### Given request:
Copy the records below exactly, leaving out every picture.

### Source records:
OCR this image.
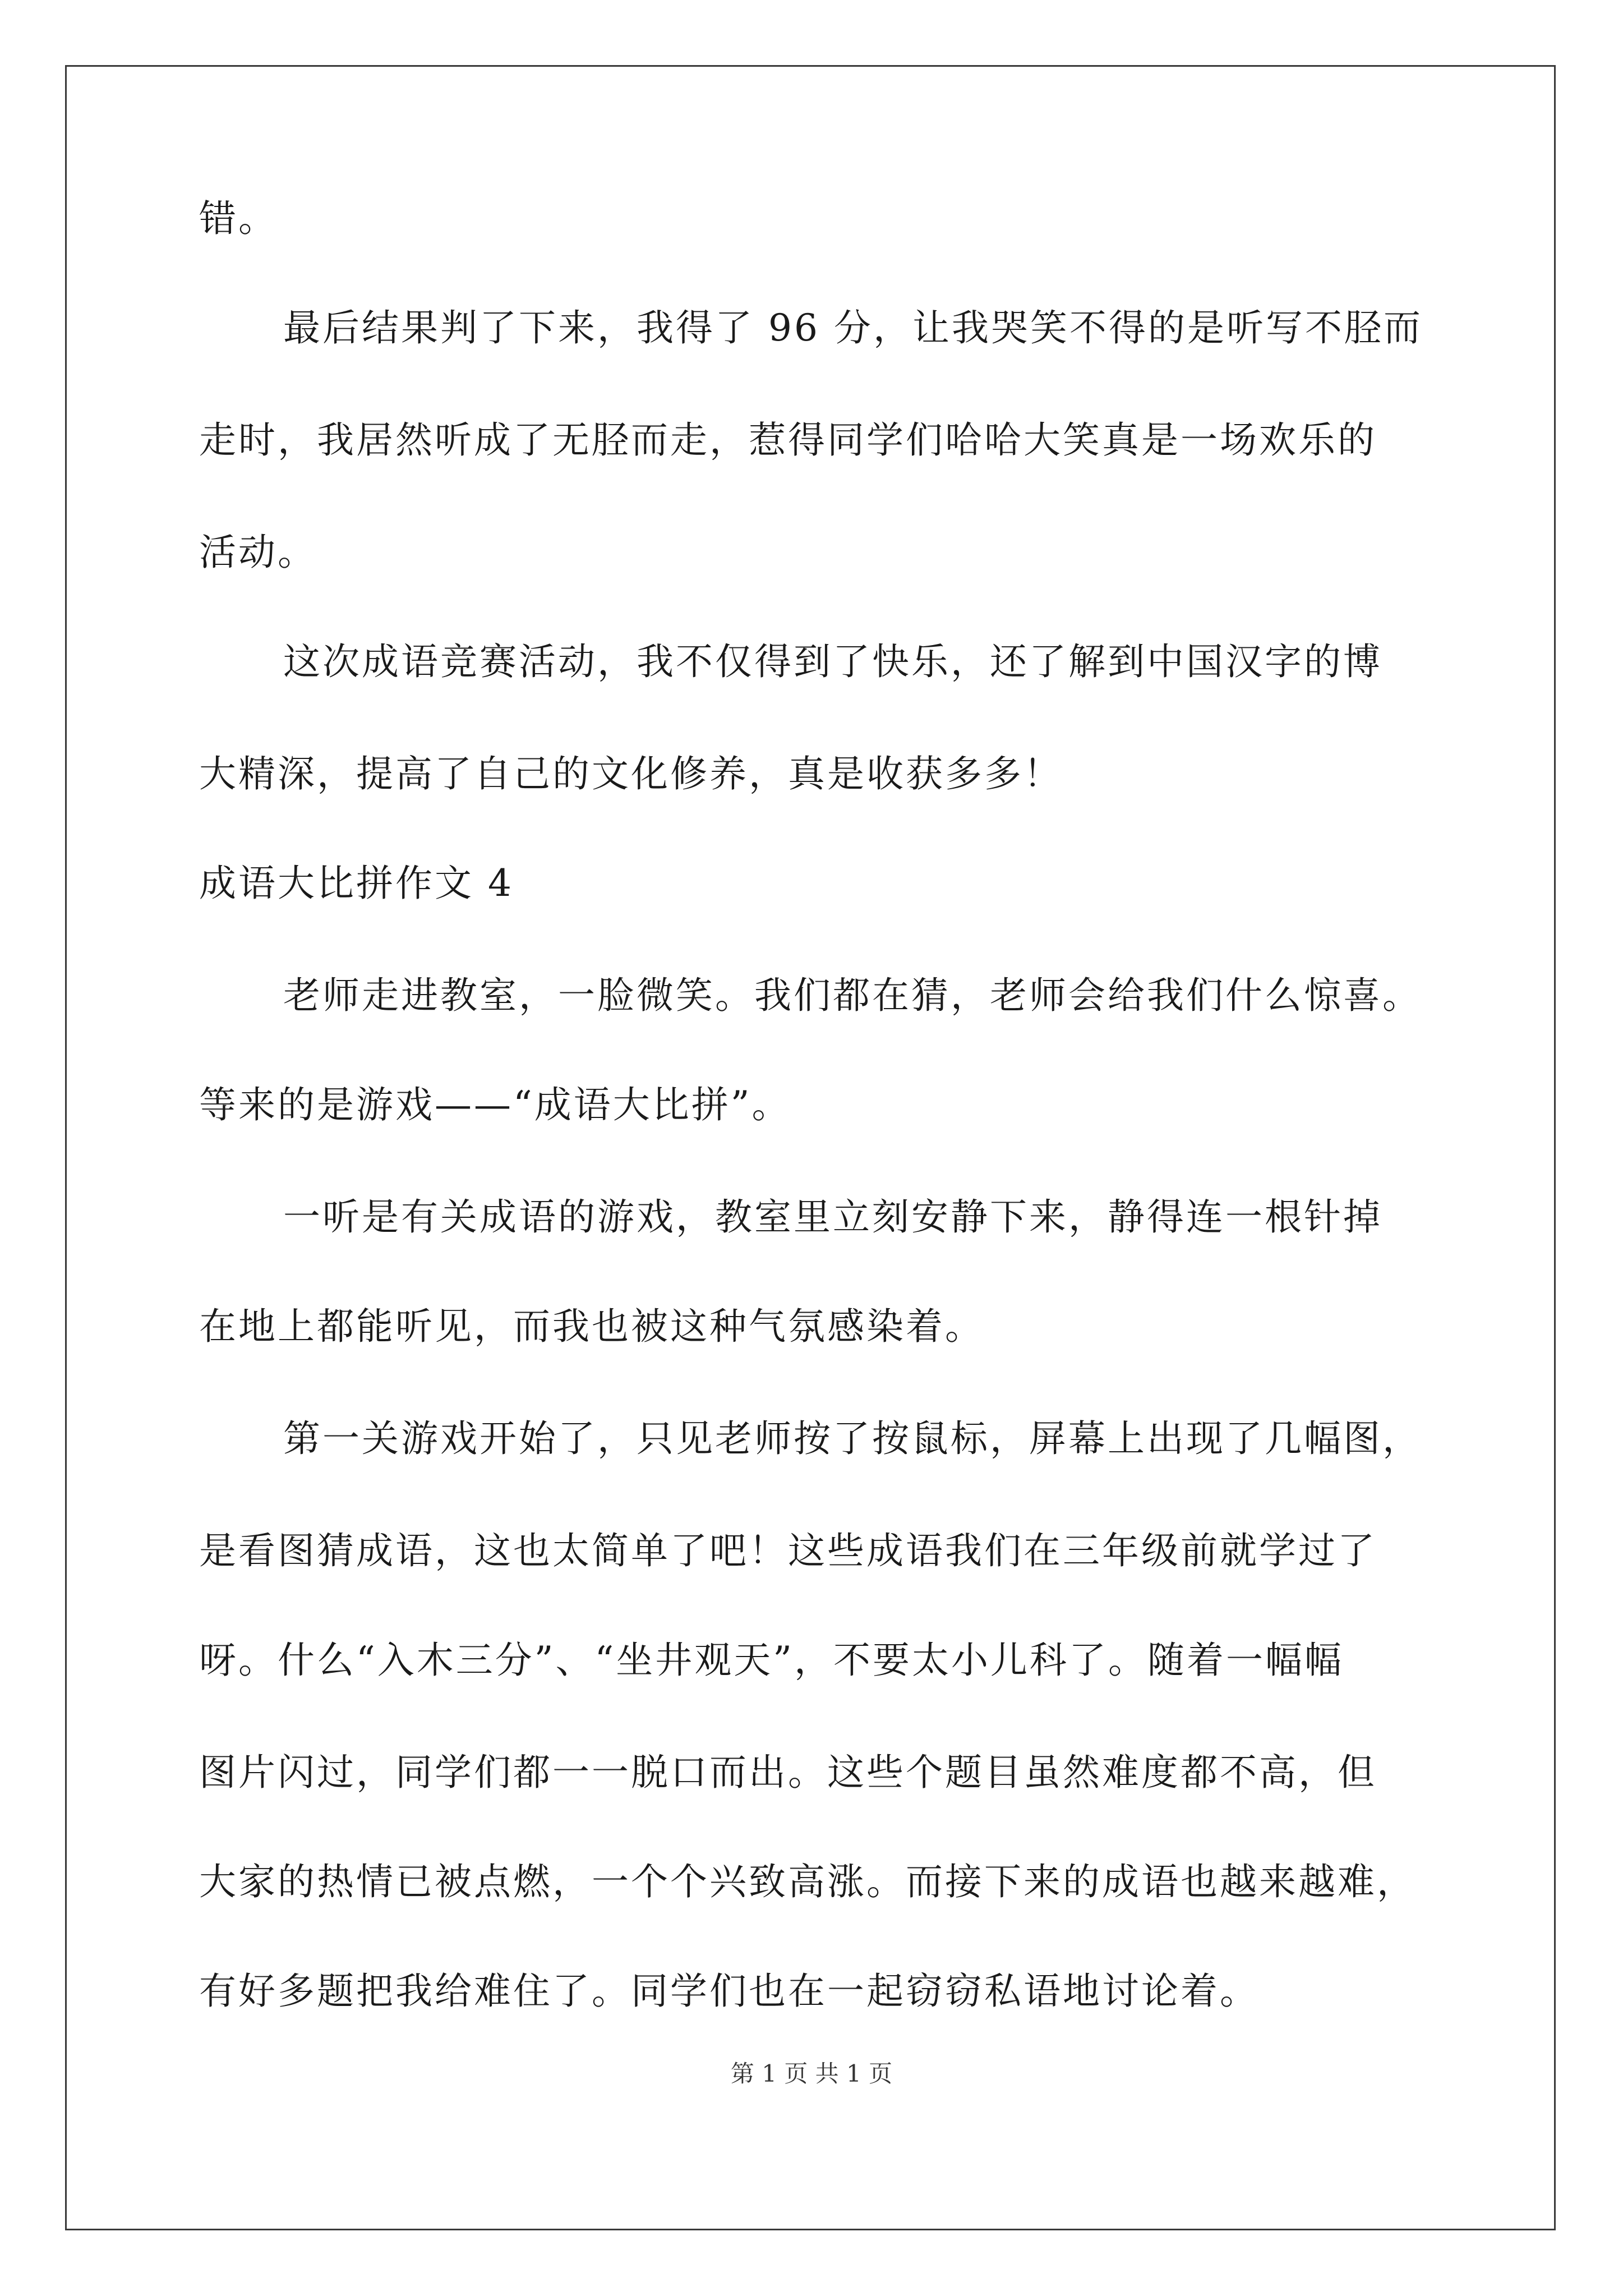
错。
最后结果判了下来，我得了 96 分，让我哭笑不得的是听写不胫而
走时，我居然听成了无胫而走，惹得同学们哈哈大笑真是一场欢乐的
活动。
这次成语竞赛活动，我不仅得到了快乐，还了解到中国汉字的博
大精深，提高了自己的文化修养，真是收获多多！
成语大比拼作文 4
老师走进教室，一脸微笑。我们都在猜，老师会给我们什么惊喜。
等来的是游戏——“成语大比拼”。
一听是有关成语的游戏，教室里立刻安静下来，静得连一根针掉
在地上都能听见，而我也被这种气氛感染着。
第一关游戏开始了，只见老师按了按鼠标，屏幕上出现了几幅图，
是看图猜成语，这也太简单了吧！这些成语我们在三年级前就学过了
呀。什么“入木三分”、“坐井观天”，不要太小儿科了。随着一幅幅
图片闪过，同学们都一一脱口而出。这些个题目虽然难度都不高，但
大家的热情已被点燃，一个个兴致高涨。而接下来的成语也越来越难，
有好多题把我给难住了。同学们也在一起窃窃私语地讨论着。
第 1 页 共 1 页
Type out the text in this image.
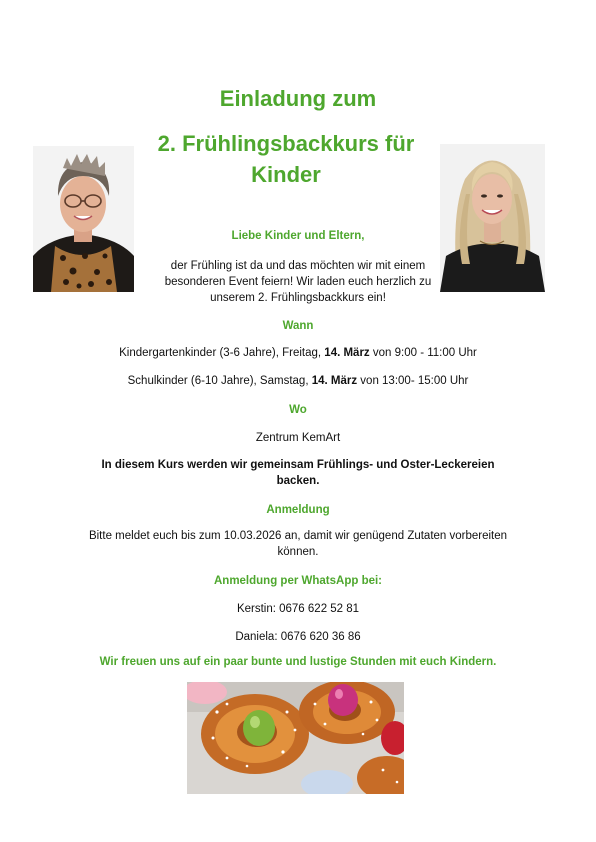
Einladung zum
2. Frühlingsbackkurs für Kinder
Liebe Kinder und Eltern,
der Frühling ist da und das möchten wir mit einem besonderen Event feiern! Wir laden euch herzlich zu unserem 2. Frühlingsbackkurs ein!
Wann
Kindergartenkinder (3-6 Jahre), Freitag, 14. März von 9:00 - 11:00 Uhr
Schulkinder (6-10 Jahre), Samstag, 14. März von 13:00- 15:00 Uhr
Wo
Zentrum KemArt
In diesem Kurs werden wir gemeinsam Frühlings- und Oster-Leckereien backen.
Anmeldung
Bitte meldet euch bis zum 10.03.2026 an, damit wir genügend Zutaten vorbereiten können.
Anmeldung per WhatsApp bei:
Kerstin: 0676 622 52 81
Daniela: 0676 620 36 86
Wir freuen uns auf ein paar bunte und lustige Stunden mit euch Kindern.
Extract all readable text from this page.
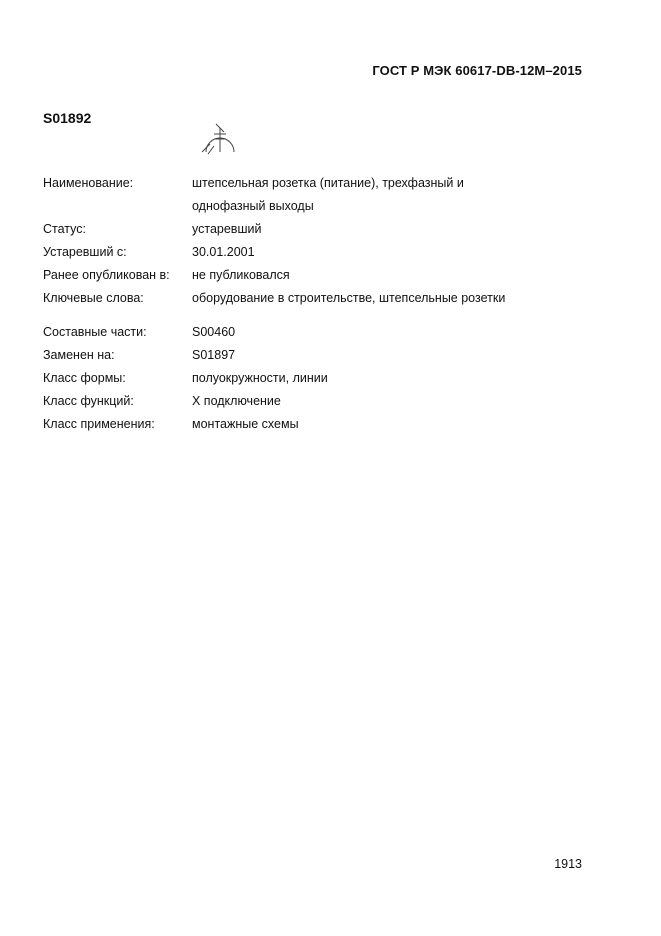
ГОСТ Р МЭК 60617-DB-12M–2015
S01892
Наименование:	штепсельная розетка (питание), трехфазный и
однофазный выходы
Статус:	устаревший
Устаревший с:	30.01.2001
Ранее опубликован в:	не публиковался
Ключевые слова:	оборудование в строительстве, штепсельные розетки
Составные части:	S00460
Заменен на:	S01897
Класс формы:	полуокружности, линии
Класс функций:	X подключение
Класс применения:	монтажные схемы
1913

### Reply to the exercise:
OCR this image.
错。
最后结果判了下来，我得了 96 分，让我哭笑不得的是听写不胫而
走时，我居然听成了无胫而走，惹得同学们哈哈大笑真是一场欢乐的
活动。
这次成语竞赛活动，我不仅得到了快乐，还了解到中国汉字的博
大精深，提高了自己的文化修养，真是收获多多！
成语大比拼作文 4
老师走进教室，一脸微笑。我们都在猜，老师会给我们什么惊喜。
等来的是游戏——“成语大比拼”。
一听是有关成语的游戏，教室里立刻安静下来，静得连一根针掉
在地上都能听见，而我也被这种气氛感染着。
第一关游戏开始了，只见老师按了按鼠标，屏幕上出现了几幅图，
是看图猜成语，这也太简单了吧！这些成语我们在三年级前就学过了
呀。什么“入木三分”、“坐井观天”，不要太小儿科了。随着一幅幅
图片闪过，同学们都一一脱口而出。这些个题目虽然难度都不高，但
大家的热情已被点燃，一个个兴致高涨。而接下来的成语也越来越难，
有好多题把我给难住了。同学们也在一起窃窃私语地讨论着。
第 1 页 共 1 页
Type out the text in this image.
Einladung zum
2. Frühlingsbackkurs für Kinder
Liebe Kinder und Eltern,
der Frühling ist da und das möchten wir mit einem besonderen Event feiern! Wir laden euch herzlich zu unserem 2. Frühlingsbackkurs ein!
Wann
Kindergartenkinder (3-6 Jahre), Freitag, 14. März von 9:00 - 11:00 Uhr
Schulkinder (6-10 Jahre), Samstag, 14. März von 13:00- 15:00 Uhr
Wo
Zentrum KemArt
In diesem Kurs werden wir gemeinsam Frühlings- und Oster-Leckereien backen.
Anmeldung
Bitte meldet euch bis zum 10.03.2026 an, damit wir genügend Zutaten vorbereiten können.
Anmeldung per WhatsApp bei:
Kerstin: 0676 622 52 81
Daniela: 0676 620 36 86
Wir freuen uns auf ein paar bunte und lustige Stunden mit euch Kindern.
Extract all readable text from this page.
ГОСТ Р МЭК 60617-DB-12M–2015
S01892
Наименование:	штепсельная розетка (питание), трехфазный и
однофазный выходы
Статус:	устаревший
Устаревший с:	30.01.2001
Ранее опубликован в:	не публиковался
Ключевые слова:	оборудование в строительстве, штепсельные розетки
Составные части:	S00460
Заменен на:	S01897
Класс формы:	полуокружности, линии
Класс функций:	X подключение
Класс применения:	монтажные схемы
1913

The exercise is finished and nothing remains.